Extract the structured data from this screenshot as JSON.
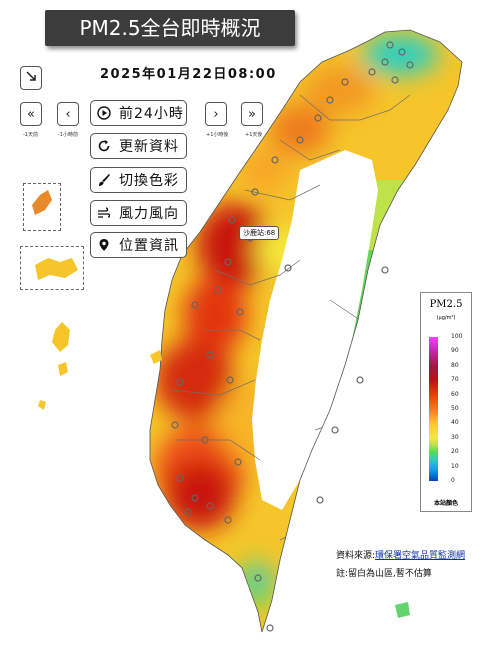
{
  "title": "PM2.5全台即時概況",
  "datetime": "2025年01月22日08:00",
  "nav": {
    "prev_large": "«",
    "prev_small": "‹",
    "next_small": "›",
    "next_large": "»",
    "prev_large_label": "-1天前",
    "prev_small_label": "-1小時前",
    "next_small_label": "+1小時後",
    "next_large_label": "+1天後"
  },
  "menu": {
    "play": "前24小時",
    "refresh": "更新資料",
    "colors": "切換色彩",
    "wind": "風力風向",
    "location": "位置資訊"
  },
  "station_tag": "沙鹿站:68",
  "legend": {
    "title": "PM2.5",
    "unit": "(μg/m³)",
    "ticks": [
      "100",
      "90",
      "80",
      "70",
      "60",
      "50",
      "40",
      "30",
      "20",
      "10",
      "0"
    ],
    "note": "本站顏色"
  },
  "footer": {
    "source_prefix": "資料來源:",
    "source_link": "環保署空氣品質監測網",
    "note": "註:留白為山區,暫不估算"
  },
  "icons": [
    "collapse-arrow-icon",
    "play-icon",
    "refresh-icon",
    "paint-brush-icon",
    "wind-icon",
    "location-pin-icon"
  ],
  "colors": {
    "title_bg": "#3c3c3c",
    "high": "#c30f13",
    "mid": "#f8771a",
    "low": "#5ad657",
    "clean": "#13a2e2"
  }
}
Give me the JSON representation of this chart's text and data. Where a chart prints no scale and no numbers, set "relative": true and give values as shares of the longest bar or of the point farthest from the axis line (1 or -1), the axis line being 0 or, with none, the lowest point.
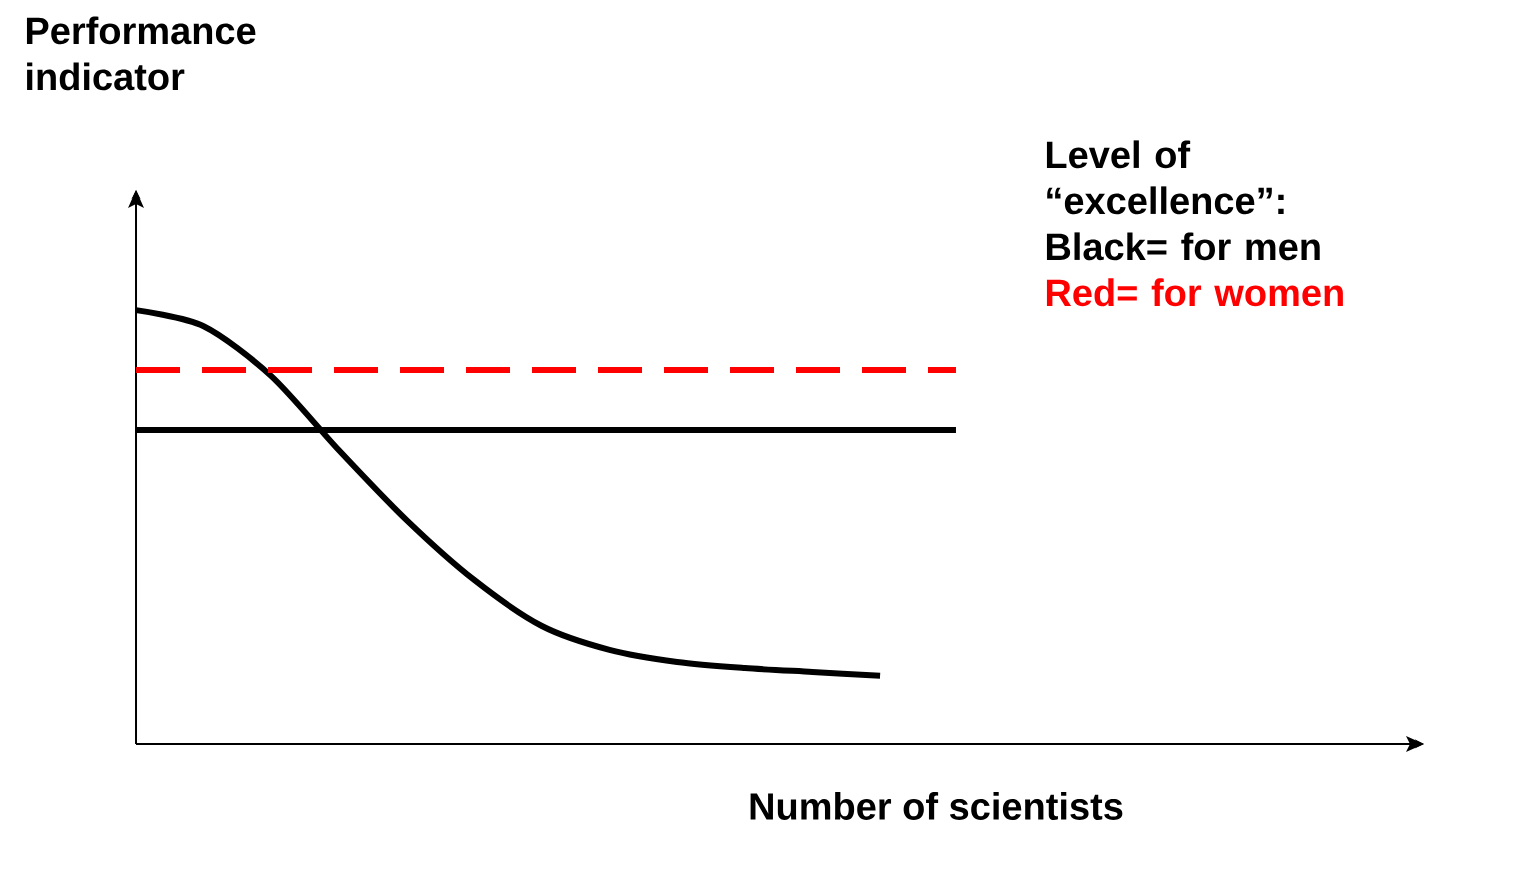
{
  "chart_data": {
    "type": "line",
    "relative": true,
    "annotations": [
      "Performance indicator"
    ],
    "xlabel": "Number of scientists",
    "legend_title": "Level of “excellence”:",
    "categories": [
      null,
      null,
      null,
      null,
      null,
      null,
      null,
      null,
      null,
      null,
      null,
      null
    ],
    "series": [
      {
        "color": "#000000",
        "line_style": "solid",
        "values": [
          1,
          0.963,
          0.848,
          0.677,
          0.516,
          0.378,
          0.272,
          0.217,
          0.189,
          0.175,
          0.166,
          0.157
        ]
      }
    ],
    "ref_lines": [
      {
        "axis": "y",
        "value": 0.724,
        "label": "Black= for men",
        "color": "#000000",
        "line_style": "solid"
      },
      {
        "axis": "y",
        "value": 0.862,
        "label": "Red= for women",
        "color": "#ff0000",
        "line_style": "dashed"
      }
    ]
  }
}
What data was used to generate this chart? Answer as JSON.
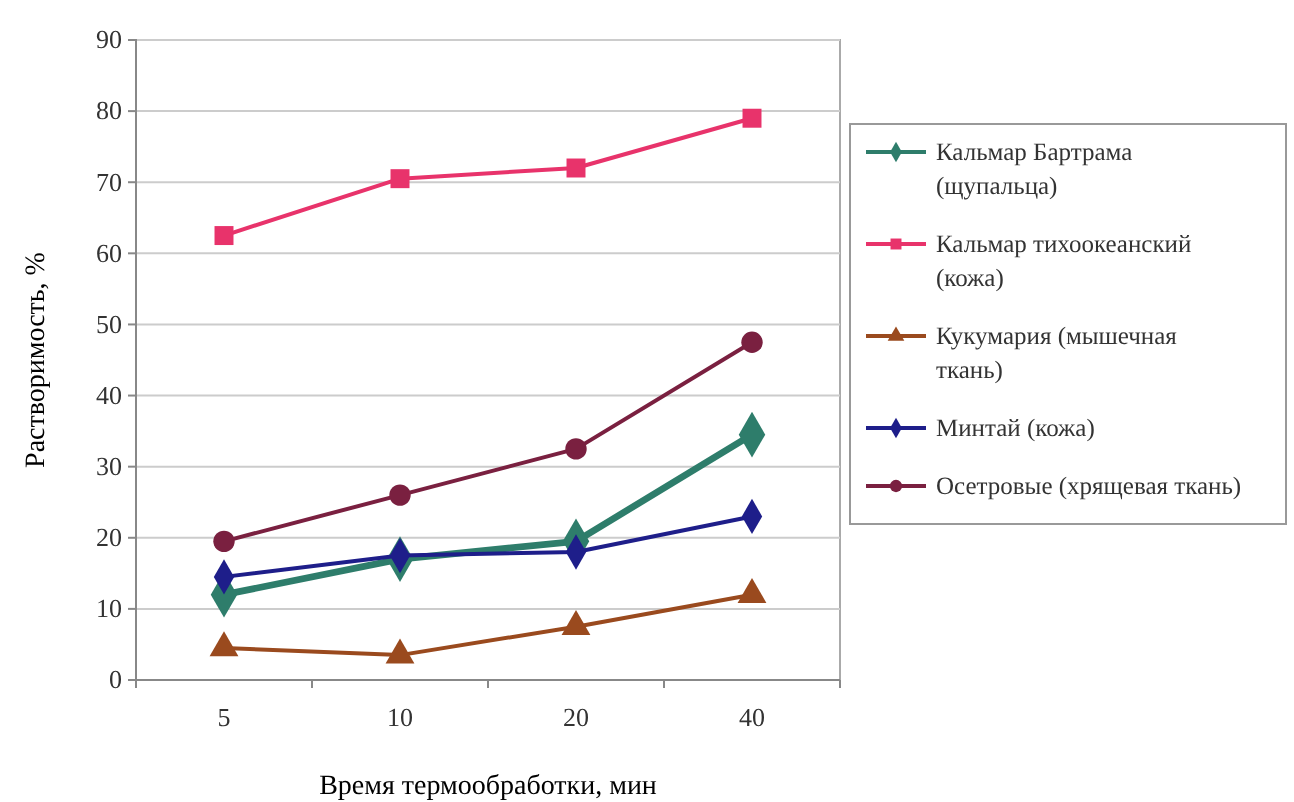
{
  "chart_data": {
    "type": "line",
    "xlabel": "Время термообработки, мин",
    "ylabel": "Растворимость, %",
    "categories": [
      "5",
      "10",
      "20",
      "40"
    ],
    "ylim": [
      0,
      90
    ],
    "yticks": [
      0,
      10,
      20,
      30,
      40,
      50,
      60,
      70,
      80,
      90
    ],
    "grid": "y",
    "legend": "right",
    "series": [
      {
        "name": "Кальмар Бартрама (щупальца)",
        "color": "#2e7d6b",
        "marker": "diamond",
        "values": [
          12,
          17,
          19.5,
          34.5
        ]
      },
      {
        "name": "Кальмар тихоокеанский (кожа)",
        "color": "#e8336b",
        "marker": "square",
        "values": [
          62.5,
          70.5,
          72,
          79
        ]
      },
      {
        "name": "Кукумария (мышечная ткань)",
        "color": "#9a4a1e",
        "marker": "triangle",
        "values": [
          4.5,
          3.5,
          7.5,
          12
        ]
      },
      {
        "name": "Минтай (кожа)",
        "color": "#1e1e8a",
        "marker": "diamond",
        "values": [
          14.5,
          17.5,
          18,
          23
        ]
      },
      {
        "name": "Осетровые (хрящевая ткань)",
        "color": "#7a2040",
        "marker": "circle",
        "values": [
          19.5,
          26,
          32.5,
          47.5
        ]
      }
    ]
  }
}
* * * * *
Nothing but the lines from the line containing "What data was" through the last line of the records above is to be extracted, exactly and with no pictures.

What data was used to generate this chart? Answer as JSON.
{
  "chart_data": {
    "type": "line",
    "xlabel": "Время термообработки, мин",
    "ylabel": "Растворимость, %",
    "categories": [
      "5",
      "10",
      "20",
      "40"
    ],
    "ylim": [
      0,
      90
    ],
    "yticks": [
      0,
      10,
      20,
      30,
      40,
      50,
      60,
      70,
      80,
      90
    ],
    "grid": "y",
    "legend": "right",
    "series": [
      {
        "name": "Кальмар Бартрама (щупальца)",
        "color": "#2e7d6b",
        "marker": "diamond",
        "values": [
          12,
          17,
          19.5,
          34.5
        ]
      },
      {
        "name": "Кальмар тихоокеанский (кожа)",
        "color": "#e8336b",
        "marker": "square",
        "values": [
          62.5,
          70.5,
          72,
          79
        ]
      },
      {
        "name": "Кукумария (мышечная ткань)",
        "color": "#9a4a1e",
        "marker": "triangle",
        "values": [
          4.5,
          3.5,
          7.5,
          12
        ]
      },
      {
        "name": "Минтай (кожа)",
        "color": "#1e1e8a",
        "marker": "diamond",
        "values": [
          14.5,
          17.5,
          18,
          23
        ]
      },
      {
        "name": "Осетровые (хрящевая ткань)",
        "color": "#7a2040",
        "marker": "circle",
        "values": [
          19.5,
          26,
          32.5,
          47.5
        ]
      }
    ]
  }
}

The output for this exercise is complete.